> _GOAL OF THE EXERCISE_
Each line containing the word "Window" should be found and copied.

> _DATASET ENTRIES_
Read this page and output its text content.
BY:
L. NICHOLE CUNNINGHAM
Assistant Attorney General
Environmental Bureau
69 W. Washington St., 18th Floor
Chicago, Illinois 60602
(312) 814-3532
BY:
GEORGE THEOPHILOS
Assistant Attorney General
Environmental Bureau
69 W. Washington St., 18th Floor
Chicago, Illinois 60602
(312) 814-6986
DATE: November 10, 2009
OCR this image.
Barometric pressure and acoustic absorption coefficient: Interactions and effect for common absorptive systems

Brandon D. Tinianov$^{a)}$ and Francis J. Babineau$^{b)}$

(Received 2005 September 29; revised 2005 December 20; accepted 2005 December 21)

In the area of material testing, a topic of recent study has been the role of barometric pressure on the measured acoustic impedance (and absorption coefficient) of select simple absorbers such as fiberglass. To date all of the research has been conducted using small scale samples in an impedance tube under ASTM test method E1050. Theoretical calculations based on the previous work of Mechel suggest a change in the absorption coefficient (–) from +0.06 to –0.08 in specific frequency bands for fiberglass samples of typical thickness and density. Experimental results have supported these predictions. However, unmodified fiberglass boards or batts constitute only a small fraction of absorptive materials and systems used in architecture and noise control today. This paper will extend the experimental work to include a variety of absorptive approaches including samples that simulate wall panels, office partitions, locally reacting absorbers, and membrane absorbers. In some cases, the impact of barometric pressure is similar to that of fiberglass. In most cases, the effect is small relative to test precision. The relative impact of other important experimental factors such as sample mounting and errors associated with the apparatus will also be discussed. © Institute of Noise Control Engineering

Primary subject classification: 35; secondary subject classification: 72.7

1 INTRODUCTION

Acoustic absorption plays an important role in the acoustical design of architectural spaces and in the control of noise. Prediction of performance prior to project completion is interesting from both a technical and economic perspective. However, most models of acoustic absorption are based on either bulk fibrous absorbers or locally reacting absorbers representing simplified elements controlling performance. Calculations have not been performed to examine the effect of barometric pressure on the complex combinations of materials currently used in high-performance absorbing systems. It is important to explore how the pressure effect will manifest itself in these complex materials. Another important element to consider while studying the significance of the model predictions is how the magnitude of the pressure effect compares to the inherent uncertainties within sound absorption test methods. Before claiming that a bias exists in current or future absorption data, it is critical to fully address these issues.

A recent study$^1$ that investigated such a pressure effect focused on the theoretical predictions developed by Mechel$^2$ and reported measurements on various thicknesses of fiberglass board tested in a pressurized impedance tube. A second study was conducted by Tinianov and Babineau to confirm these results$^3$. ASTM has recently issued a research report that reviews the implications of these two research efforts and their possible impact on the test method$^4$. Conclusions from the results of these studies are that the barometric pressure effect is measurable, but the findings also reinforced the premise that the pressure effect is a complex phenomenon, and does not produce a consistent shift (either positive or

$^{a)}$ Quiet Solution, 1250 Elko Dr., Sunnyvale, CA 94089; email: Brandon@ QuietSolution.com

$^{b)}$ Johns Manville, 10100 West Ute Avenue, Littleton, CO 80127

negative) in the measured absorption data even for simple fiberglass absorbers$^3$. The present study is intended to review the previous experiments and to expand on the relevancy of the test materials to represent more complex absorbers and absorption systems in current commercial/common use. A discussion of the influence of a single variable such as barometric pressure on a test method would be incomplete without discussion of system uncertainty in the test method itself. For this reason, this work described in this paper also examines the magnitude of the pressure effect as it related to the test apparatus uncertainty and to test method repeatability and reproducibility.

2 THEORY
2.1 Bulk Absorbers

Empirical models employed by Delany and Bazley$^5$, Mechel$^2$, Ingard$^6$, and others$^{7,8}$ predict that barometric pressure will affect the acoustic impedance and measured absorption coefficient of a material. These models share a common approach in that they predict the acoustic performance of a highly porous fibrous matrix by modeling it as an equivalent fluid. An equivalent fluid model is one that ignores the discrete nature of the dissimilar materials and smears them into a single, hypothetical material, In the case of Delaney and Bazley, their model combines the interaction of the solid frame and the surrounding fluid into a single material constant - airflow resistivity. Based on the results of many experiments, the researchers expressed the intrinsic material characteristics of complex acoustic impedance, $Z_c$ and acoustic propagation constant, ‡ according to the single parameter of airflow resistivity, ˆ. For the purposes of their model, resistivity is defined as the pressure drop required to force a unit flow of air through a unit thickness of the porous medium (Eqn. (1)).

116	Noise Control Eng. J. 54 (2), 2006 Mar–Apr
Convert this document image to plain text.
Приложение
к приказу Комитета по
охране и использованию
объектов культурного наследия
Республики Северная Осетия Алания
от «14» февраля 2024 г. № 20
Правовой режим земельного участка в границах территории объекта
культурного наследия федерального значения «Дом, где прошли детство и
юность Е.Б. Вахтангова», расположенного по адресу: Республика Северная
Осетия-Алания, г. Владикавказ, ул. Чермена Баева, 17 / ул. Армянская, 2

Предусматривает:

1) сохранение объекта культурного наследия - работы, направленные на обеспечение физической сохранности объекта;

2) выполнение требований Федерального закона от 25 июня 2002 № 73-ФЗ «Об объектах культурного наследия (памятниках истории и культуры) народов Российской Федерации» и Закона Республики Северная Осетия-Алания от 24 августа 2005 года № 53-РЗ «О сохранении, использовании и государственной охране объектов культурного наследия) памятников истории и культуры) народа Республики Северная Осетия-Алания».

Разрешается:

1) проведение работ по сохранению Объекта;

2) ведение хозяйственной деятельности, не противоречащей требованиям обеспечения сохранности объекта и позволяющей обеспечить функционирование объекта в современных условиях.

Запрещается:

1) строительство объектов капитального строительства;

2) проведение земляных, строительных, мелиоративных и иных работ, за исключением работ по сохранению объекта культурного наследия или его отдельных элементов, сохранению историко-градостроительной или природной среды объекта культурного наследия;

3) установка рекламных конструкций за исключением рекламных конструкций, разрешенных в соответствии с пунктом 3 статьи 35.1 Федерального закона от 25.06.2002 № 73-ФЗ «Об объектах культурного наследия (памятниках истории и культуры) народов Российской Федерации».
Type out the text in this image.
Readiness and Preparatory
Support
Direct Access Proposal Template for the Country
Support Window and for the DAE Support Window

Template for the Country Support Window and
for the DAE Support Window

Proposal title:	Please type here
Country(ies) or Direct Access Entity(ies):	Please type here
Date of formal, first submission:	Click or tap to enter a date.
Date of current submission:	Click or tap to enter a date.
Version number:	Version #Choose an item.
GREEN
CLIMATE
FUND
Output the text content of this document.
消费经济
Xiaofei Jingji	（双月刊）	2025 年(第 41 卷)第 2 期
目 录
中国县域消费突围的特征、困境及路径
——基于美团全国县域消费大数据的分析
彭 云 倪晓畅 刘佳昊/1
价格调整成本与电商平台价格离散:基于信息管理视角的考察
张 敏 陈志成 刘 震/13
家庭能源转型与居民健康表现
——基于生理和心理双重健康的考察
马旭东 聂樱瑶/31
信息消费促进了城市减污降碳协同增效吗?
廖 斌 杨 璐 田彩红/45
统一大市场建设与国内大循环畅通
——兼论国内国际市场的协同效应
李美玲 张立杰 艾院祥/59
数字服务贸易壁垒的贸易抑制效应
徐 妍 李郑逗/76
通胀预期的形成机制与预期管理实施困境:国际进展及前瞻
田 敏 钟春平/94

> _RESPONSE_
Support Window and for the DAE Support Window
Template for the Country Support Window and
for the DAE Support Window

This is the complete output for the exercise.